TASK DETAILS -
Read the records and gather each line that includes "data".

- - -

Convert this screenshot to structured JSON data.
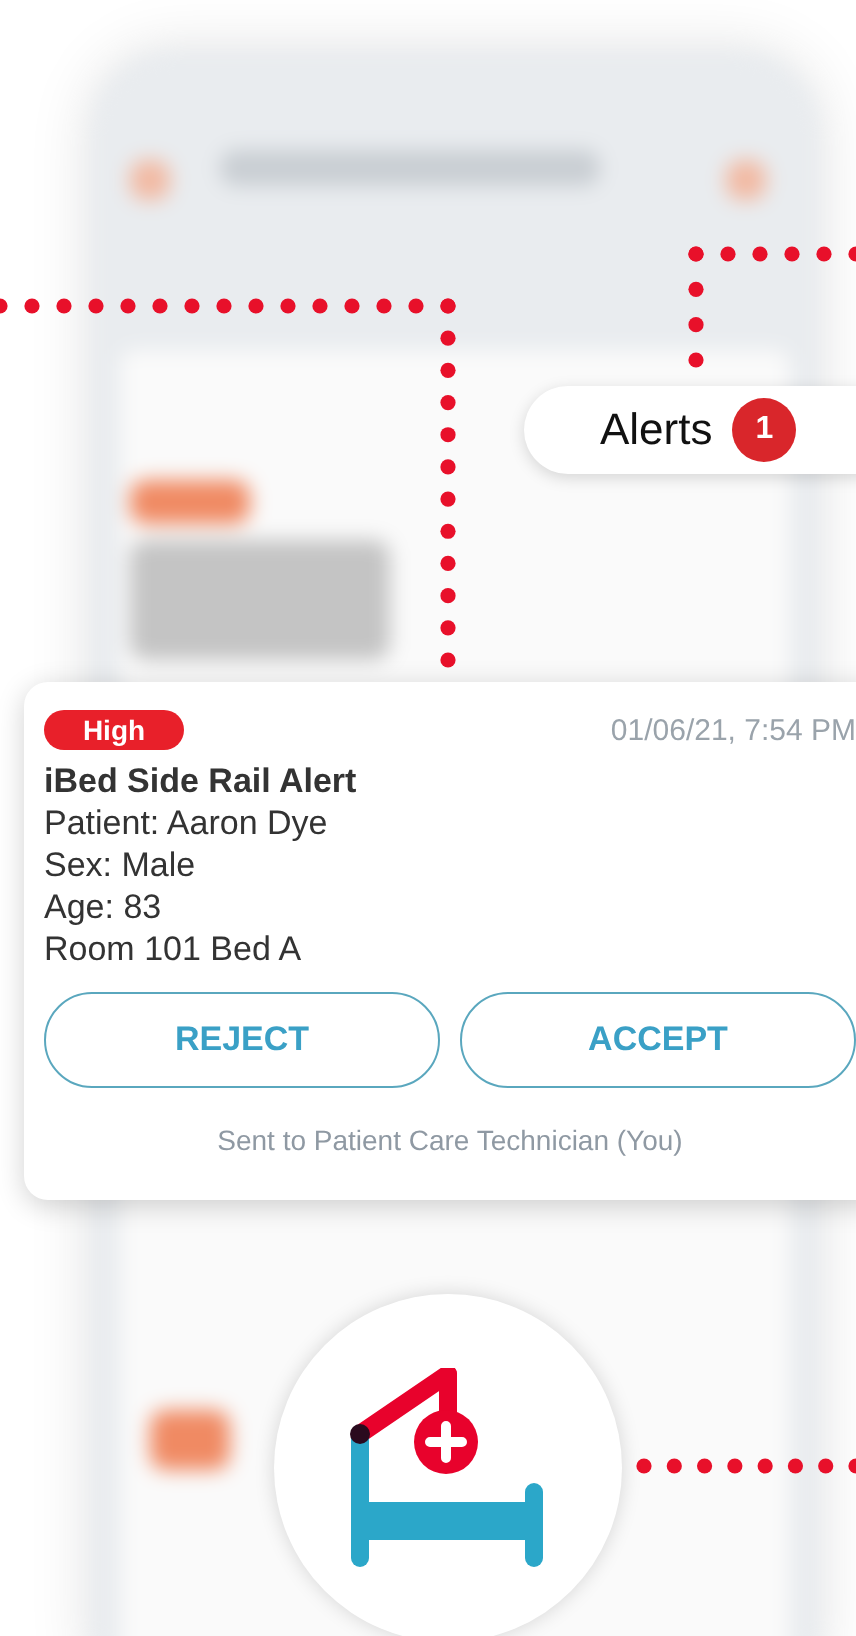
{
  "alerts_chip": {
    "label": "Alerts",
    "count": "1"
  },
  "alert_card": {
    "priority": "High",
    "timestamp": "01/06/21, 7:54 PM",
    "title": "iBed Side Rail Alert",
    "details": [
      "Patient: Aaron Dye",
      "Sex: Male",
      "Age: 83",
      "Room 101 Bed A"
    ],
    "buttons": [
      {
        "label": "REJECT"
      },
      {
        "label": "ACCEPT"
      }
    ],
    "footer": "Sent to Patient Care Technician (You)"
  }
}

- - -

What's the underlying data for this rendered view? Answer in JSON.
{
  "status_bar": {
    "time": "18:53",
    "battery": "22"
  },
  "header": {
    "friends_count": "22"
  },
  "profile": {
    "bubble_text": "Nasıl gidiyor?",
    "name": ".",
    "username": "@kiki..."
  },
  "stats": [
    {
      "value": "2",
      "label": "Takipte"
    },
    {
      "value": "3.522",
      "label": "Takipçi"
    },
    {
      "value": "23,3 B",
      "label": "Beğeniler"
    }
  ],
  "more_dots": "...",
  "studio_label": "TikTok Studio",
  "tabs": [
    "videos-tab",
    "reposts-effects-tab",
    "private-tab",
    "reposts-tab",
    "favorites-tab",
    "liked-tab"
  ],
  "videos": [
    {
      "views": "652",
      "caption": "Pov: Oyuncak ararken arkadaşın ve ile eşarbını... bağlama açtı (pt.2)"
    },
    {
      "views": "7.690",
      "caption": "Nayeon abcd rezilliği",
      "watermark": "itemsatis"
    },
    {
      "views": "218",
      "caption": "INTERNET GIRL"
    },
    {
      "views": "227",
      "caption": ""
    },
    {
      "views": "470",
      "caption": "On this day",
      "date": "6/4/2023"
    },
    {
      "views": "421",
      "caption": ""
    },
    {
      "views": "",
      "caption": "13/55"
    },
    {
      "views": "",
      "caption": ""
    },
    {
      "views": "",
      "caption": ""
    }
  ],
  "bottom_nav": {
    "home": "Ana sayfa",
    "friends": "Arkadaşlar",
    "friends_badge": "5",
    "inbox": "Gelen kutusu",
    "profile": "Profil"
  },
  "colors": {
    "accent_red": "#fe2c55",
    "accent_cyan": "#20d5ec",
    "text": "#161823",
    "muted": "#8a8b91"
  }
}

- - -

ANSWER -
Convert this screenshot to structured JSON data.
What's the underlying data for this rendered view? Answer in JSON.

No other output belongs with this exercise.